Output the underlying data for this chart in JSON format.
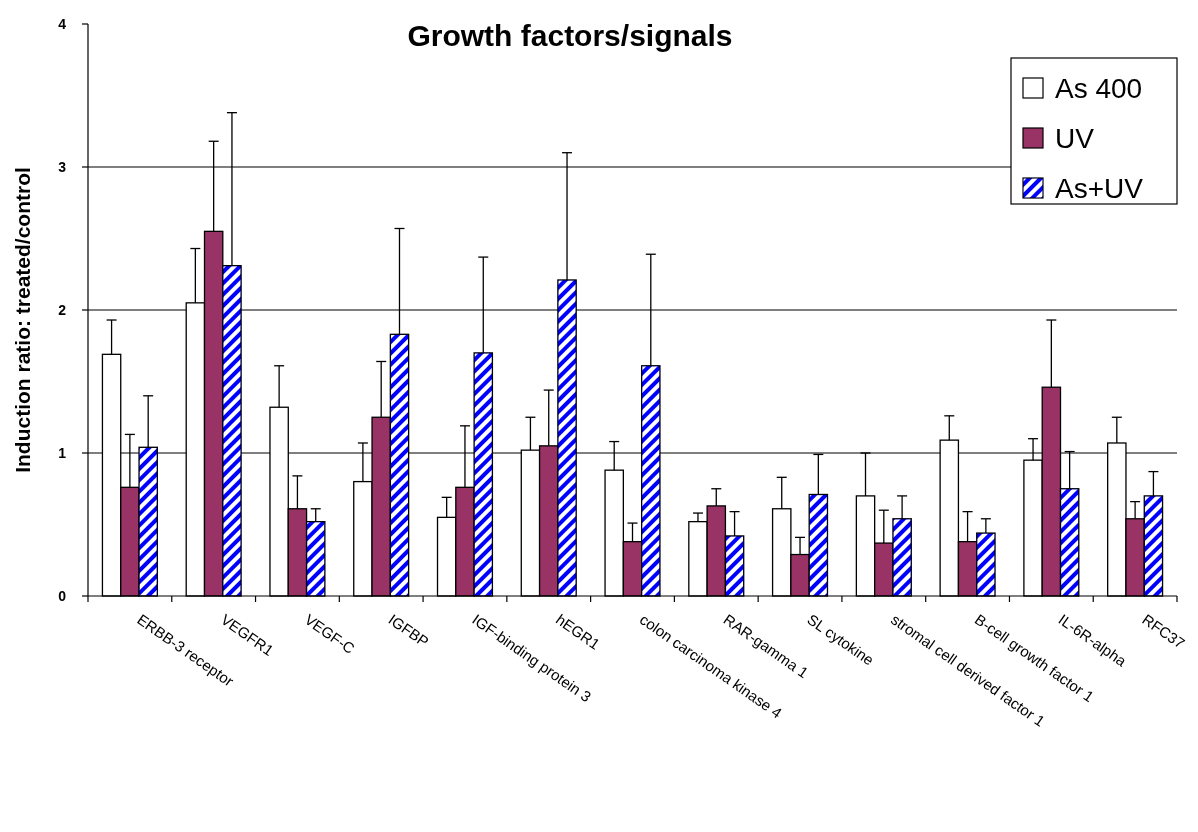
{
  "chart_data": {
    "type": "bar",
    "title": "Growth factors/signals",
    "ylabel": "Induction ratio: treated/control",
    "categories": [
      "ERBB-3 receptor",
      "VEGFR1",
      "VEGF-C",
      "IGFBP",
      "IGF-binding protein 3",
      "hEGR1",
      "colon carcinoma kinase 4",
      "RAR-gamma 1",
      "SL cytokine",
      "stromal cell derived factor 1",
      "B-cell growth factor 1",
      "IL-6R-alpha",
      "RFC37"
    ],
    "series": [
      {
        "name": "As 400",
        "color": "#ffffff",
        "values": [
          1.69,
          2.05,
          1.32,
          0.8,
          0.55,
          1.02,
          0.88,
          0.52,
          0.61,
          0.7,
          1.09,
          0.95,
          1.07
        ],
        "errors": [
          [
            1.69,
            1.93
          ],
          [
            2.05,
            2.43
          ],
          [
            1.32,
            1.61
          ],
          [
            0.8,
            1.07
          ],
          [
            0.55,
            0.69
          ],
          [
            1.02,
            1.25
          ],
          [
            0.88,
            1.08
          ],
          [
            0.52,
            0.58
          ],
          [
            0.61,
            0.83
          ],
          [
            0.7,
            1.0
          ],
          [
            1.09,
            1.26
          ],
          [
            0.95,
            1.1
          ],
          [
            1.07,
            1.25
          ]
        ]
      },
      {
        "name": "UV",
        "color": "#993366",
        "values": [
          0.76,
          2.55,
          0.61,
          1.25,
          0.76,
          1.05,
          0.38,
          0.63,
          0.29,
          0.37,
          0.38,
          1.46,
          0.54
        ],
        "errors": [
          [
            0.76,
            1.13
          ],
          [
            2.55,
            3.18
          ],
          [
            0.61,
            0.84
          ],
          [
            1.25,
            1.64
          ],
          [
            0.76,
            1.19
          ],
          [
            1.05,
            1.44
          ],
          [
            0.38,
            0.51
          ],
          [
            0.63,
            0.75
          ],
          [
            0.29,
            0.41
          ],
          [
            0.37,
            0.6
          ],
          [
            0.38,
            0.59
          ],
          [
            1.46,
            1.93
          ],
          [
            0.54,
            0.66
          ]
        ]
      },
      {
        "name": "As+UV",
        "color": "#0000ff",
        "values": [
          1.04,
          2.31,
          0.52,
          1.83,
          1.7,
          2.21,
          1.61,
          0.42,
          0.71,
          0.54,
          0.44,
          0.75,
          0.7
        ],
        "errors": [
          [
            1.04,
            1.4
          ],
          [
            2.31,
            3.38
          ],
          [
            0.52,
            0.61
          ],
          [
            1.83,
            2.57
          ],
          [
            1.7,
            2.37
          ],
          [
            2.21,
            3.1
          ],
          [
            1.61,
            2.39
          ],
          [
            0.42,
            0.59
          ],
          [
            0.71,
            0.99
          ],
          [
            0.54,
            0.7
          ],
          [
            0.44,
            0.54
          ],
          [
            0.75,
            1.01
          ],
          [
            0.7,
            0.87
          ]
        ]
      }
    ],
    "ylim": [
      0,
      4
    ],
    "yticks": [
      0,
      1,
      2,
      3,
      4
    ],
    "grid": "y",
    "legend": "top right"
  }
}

WHAT IS REQUIRED: Say how many lines of the material above contain the string "color". Write nothing but the number.

WORKED SOLUTION: 3